* Directions for this task *
Without the images, write out the whole listing exactly.

* Information *
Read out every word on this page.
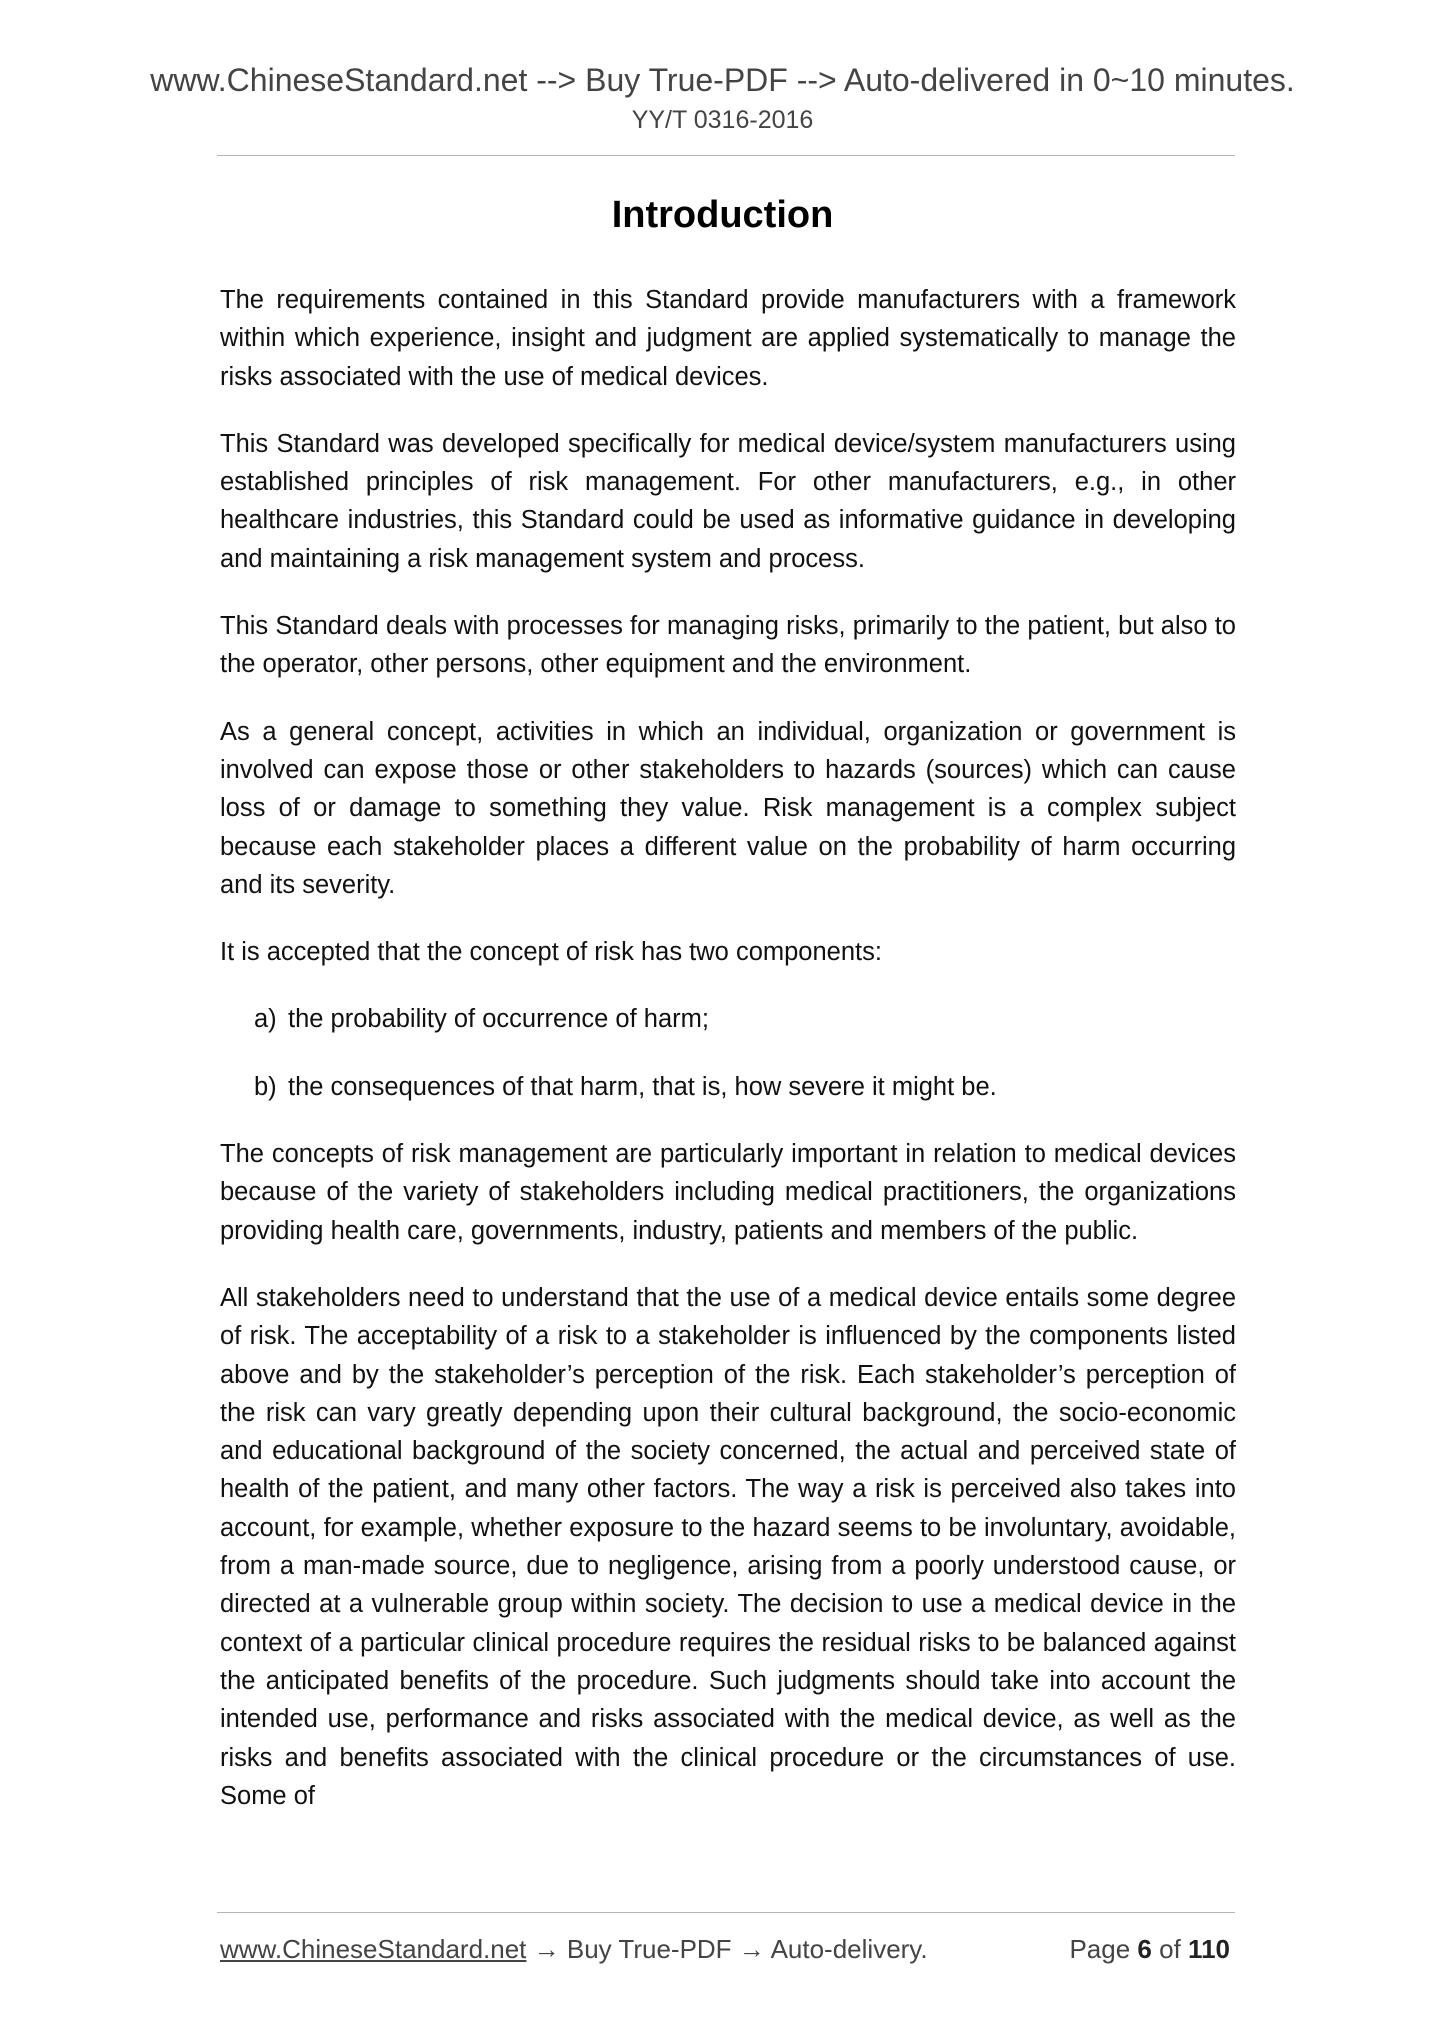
www.ChineseStandard.net --> Buy True-PDF --> Auto-delivered in 0~10 minutes.
YY/T 0316-2016
Introduction

The requirements contained in this Standard provide manufacturers with a framework within which experience, insight and judgment are applied systematically to manage the risks associated with the use of medical devices.

This Standard was developed specifically for medical device/system manufacturers using established principles of risk management. For other manufacturers, e.g., in other healthcare industries, this Standard could be used as informative guidance in developing and maintaining a risk management system and process.

This Standard deals with processes for managing risks, primarily to the patient, but also to the operator, other persons, other equipment and the environment.

As a general concept, activities in which an individual, organization or government is involved can expose those or other stakeholders to hazards (sources) which can cause loss of or damage to something they value. Risk management is a complex subject because each stakeholder places a different value on the probability of harm occurring and its severity.

It is accepted that the concept of risk has two components:

a) the probability of occurrence of harm;
b) the consequences of that harm, that is, how severe it might be.

The concepts of risk management are particularly important in relation to medical devices because of the variety of stakeholders including medical practitioners, the organizations providing health care, governments, industry, patients and members of the public.

All stakeholders need to understand that the use of a medical device entails some degree of risk. The acceptability of a risk to a stakeholder is influenced by the components listed above and by the stakeholder’s perception of the risk. Each stakeholder’s perception of the risk can vary greatly depending upon their cultural background, the socio-economic and educational background of the society concerned, the actual and perceived state of health of the patient, and many other factors. The way a risk is perceived also takes into account, for example, whether exposure to the hazard seems to be involuntary, avoidable, from a man-made source, due to negligence, arising from a poorly understood cause, or directed at a vulnerable group within society. The decision to use a medical device in the context of a particular clinical procedure requires the residual risks to be balanced against the anticipated benefits of the procedure. Such judgments should take into account the intended use, performance and risks associated with the medical device, as well as the risks and benefits associated with the clinical procedure or the circumstances of use. Some of

www.ChineseStandard.net → Buy True-PDF → Auto-delivery.	Page 6 of 110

* Problem solution *
Read out every word on this page.
www.ChineseStandard.net --> Buy True-PDF --> Auto-delivered in 0~10 minutes.
YY/T 0316-2016
Introduction

The requirements contained in this Standard provide manufacturers with a framework within which experience, insight and judgment are applied systematically to manage the risks associated with the use of medical devices.

This Standard was developed specifically for medical device/system manufacturers using established principles of risk management. For other manufacturers, e.g., in other healthcare industries, this Standard could be used as informative guidance in developing and maintaining a risk management system and process.

This Standard deals with processes for managing risks, primarily to the patient, but also to the operator, other persons, other equipment and the environment.

As a general concept, activities in which an individual, organization or government is involved can expose those or other stakeholders to hazards (sources) which can cause loss of or damage to something they value. Risk management is a complex subject because each stakeholder places a different value on the probability of harm occurring and its severity.

It is accepted that the concept of risk has two components:

a) the probability of occurrence of harm;
b) the consequences of that harm, that is, how severe it might be.

The concepts of risk management are particularly important in relation to medical devices because of the variety of stakeholders including medical practitioners, the organizations providing health care, governments, industry, patients and members of the public.

All stakeholders need to understand that the use of a medical device entails some degree of risk. The acceptability of a risk to a stakeholder is influenced by the components listed above and by the stakeholder’s perception of the risk. Each stakeholder’s perception of the risk can vary greatly depending upon their cultural background, the socio-economic and educational background of the society concerned, the actual and perceived state of health of the patient, and many other factors. The way a risk is perceived also takes into account, for example, whether exposure to the hazard seems to be involuntary, avoidable, from a man-made source, due to negligence, arising from a poorly understood cause, or directed at a vulnerable group within society. The decision to use a medical device in the context of a particular clinical procedure requires the residual risks to be balanced against the anticipated benefits of the procedure. Such judgments should take into account the intended use, performance and risks associated with the medical device, as well as the risks and benefits associated with the clinical procedure or the circumstances of use. Some of

www.ChineseStandard.net → Buy True-PDF → Auto-delivery.	Page 6 of 110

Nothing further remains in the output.